Material shown
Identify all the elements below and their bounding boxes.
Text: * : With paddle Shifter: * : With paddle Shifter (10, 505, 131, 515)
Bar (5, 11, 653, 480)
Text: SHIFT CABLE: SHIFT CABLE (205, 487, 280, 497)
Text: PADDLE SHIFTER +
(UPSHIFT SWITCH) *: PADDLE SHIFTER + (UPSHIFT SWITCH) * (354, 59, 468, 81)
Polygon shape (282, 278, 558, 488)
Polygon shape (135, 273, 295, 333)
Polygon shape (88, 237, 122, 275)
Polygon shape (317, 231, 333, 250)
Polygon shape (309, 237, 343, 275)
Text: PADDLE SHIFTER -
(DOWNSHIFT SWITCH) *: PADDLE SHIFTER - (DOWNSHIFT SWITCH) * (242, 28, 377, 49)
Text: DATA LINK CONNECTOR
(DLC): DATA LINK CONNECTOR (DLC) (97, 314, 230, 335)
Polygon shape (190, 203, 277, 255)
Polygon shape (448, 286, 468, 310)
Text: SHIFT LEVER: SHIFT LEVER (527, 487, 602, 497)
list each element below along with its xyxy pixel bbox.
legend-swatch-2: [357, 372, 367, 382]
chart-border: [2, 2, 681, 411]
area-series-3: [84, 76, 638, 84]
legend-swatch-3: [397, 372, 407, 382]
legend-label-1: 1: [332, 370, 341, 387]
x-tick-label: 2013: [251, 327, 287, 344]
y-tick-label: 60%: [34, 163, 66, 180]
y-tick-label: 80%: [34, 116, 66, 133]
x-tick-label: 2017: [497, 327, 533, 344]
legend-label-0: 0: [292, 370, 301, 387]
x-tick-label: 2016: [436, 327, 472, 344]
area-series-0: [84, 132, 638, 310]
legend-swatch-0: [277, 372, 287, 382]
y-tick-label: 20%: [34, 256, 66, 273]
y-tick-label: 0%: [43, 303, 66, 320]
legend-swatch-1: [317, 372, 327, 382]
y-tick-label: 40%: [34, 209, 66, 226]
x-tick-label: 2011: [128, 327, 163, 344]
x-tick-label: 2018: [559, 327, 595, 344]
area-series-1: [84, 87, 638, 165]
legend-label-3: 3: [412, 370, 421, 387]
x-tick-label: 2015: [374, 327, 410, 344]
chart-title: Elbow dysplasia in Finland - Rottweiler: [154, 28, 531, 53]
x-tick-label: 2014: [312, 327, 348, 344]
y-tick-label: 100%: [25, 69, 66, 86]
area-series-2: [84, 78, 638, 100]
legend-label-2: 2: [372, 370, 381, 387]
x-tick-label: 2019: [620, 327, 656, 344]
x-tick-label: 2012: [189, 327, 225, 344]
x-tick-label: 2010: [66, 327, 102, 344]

==

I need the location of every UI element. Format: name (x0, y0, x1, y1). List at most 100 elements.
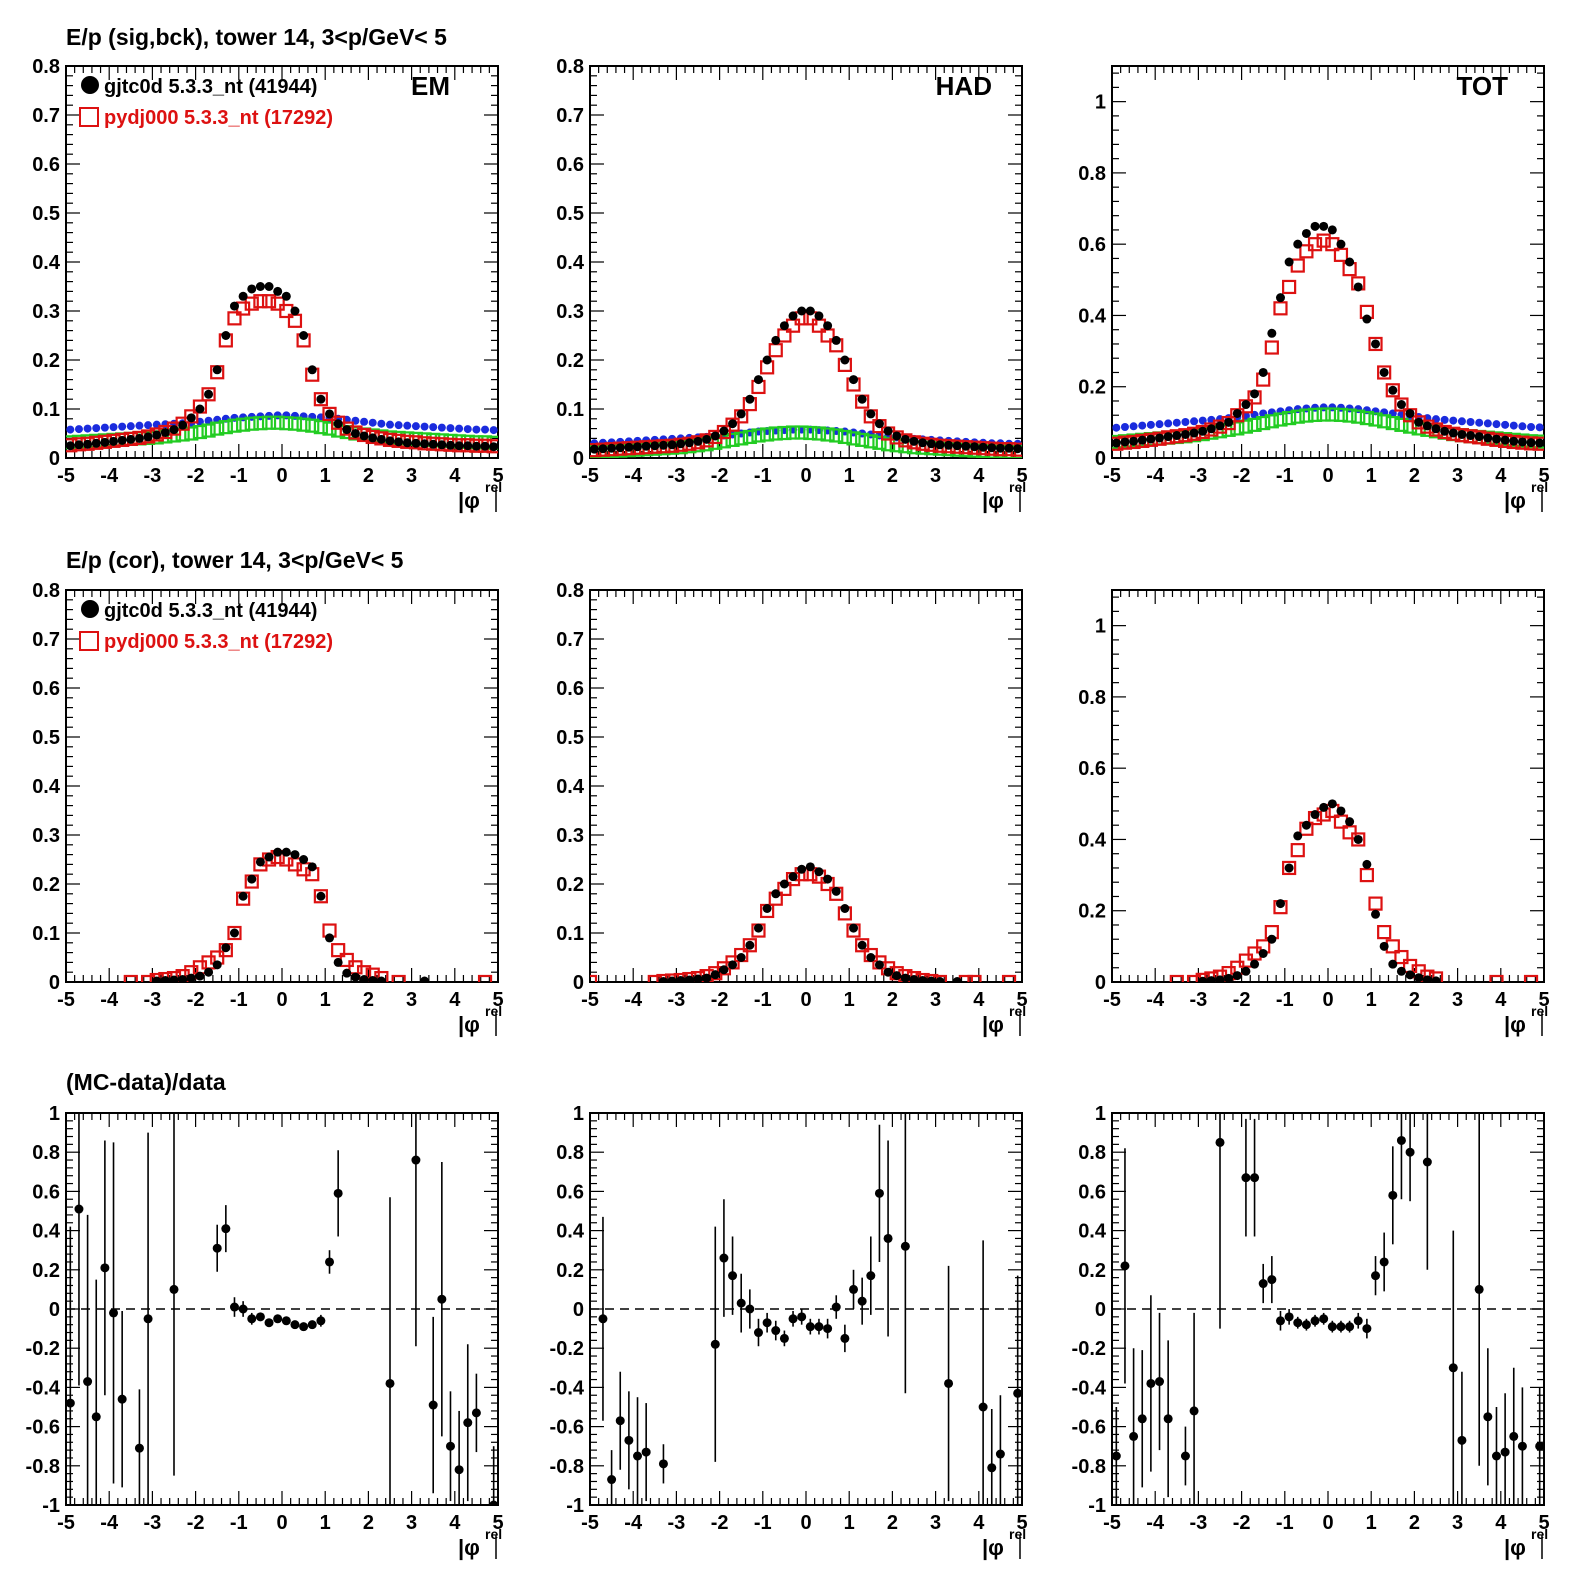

Task to carry out
Rewrite the part that opens with the line containing "Identify all the" and closes with the line containing "(UPSHIFT SWITCH) *: PADDLE", changing "SHIFT CABLE" to "SELECTOR CABLE" and leaving everything else as it is.

Finished task
Identify all the elements below and their bounding boxes.
Text: * : With paddle Shifter: * : With paddle Shifter (10, 505, 131, 515)
Bar (5, 11, 653, 480)
Text: SELECTOR CABLE: SELECTOR CABLE (205, 487, 280, 497)
Text: PADDLE SHIFTER +
(UPSHIFT SWITCH) *: PADDLE SHIFTER + (UPSHIFT SWITCH) * (354, 59, 468, 81)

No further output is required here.